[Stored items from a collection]
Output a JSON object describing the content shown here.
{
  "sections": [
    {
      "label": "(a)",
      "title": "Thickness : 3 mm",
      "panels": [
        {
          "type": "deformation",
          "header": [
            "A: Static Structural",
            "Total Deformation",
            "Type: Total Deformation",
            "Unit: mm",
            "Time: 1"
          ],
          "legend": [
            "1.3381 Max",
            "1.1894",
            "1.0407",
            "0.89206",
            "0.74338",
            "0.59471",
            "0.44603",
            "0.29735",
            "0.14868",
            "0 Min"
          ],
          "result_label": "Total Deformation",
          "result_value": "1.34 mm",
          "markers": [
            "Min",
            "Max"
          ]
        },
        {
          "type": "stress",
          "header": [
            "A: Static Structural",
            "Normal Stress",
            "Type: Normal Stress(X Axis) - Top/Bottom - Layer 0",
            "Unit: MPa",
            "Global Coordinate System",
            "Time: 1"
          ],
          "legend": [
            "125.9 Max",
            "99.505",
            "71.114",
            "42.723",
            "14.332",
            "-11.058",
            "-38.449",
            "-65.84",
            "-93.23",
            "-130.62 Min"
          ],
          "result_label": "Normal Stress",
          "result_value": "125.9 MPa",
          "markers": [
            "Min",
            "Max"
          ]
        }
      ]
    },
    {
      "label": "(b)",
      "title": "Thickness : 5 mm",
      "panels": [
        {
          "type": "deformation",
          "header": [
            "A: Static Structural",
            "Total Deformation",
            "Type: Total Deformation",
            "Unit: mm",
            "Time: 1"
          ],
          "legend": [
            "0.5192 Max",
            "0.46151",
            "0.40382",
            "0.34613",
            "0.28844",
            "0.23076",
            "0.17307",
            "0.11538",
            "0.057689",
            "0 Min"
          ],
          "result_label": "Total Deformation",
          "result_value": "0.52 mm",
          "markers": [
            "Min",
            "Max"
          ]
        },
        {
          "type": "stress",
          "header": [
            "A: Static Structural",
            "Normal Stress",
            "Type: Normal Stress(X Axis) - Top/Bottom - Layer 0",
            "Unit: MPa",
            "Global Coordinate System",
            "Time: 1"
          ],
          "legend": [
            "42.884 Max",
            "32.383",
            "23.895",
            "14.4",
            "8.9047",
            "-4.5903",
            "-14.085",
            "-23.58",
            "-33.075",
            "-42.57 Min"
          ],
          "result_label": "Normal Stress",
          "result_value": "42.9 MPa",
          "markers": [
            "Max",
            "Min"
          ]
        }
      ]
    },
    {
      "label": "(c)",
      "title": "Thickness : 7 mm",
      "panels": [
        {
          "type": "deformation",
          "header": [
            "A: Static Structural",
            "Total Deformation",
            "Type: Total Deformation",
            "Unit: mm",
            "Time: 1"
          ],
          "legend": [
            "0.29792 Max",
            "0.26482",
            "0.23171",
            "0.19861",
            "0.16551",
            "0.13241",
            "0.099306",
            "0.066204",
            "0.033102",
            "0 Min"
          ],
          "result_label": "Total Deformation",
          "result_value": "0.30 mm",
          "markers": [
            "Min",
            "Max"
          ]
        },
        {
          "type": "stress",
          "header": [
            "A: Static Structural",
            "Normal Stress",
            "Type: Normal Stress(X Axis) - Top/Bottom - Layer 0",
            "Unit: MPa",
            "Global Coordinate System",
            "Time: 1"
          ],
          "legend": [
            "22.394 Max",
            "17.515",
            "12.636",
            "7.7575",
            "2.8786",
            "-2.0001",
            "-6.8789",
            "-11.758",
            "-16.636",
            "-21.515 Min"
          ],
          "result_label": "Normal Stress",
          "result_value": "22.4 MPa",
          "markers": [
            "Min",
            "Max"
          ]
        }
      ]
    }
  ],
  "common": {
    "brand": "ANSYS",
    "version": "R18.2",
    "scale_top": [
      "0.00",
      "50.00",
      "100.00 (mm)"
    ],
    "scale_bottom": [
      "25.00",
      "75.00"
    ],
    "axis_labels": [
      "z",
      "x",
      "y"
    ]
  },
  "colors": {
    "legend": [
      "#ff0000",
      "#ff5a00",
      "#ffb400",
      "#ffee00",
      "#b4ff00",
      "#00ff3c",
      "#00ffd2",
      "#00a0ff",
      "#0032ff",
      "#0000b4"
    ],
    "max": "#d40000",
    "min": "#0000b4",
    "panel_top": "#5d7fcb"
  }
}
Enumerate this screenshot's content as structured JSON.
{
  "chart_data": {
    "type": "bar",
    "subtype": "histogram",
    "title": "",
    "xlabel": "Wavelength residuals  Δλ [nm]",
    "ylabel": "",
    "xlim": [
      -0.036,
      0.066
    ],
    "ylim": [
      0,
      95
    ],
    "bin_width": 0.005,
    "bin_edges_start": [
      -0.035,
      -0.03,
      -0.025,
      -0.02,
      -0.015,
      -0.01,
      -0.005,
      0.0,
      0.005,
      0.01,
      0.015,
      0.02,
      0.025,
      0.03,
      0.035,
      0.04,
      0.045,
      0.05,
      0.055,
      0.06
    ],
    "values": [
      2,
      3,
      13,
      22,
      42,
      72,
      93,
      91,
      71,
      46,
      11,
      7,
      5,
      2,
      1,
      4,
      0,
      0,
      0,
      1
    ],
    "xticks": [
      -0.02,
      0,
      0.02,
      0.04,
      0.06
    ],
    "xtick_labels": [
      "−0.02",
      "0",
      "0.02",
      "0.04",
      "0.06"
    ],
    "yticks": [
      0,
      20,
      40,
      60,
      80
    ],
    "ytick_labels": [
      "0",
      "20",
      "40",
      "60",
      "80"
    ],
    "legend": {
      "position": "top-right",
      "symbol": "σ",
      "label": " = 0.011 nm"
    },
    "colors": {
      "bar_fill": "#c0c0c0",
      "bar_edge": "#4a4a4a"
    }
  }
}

Written task: Reproduce the records above exactly, starting with the line that contains "Enumerate this screenshot's" and ending with the last line.

Answer:
Enumerate this screenshot's content as structured JSON.
{
  "chart_data": {
    "type": "bar",
    "subtype": "histogram",
    "title": "",
    "xlabel": "Wavelength residuals  Δλ [nm]",
    "ylabel": "",
    "xlim": [
      -0.036,
      0.066
    ],
    "ylim": [
      0,
      95
    ],
    "bin_width": 0.005,
    "bin_edges_start": [
      -0.035,
      -0.03,
      -0.025,
      -0.02,
      -0.015,
      -0.01,
      -0.005,
      0.0,
      0.005,
      0.01,
      0.015,
      0.02,
      0.025,
      0.03,
      0.035,
      0.04,
      0.045,
      0.05,
      0.055,
      0.06
    ],
    "values": [
      2,
      3,
      13,
      22,
      42,
      72,
      93,
      91,
      71,
      46,
      11,
      7,
      5,
      2,
      1,
      4,
      0,
      0,
      0,
      1
    ],
    "xticks": [
      -0.02,
      0,
      0.02,
      0.04,
      0.06
    ],
    "xtick_labels": [
      "−0.02",
      "0",
      "0.02",
      "0.04",
      "0.06"
    ],
    "yticks": [
      0,
      20,
      40,
      60,
      80
    ],
    "ytick_labels": [
      "0",
      "20",
      "40",
      "60",
      "80"
    ],
    "legend": {
      "position": "top-right",
      "symbol": "σ",
      "label": " = 0.011 nm"
    },
    "colors": {
      "bar_fill": "#c0c0c0",
      "bar_edge": "#4a4a4a"
    }
  }
}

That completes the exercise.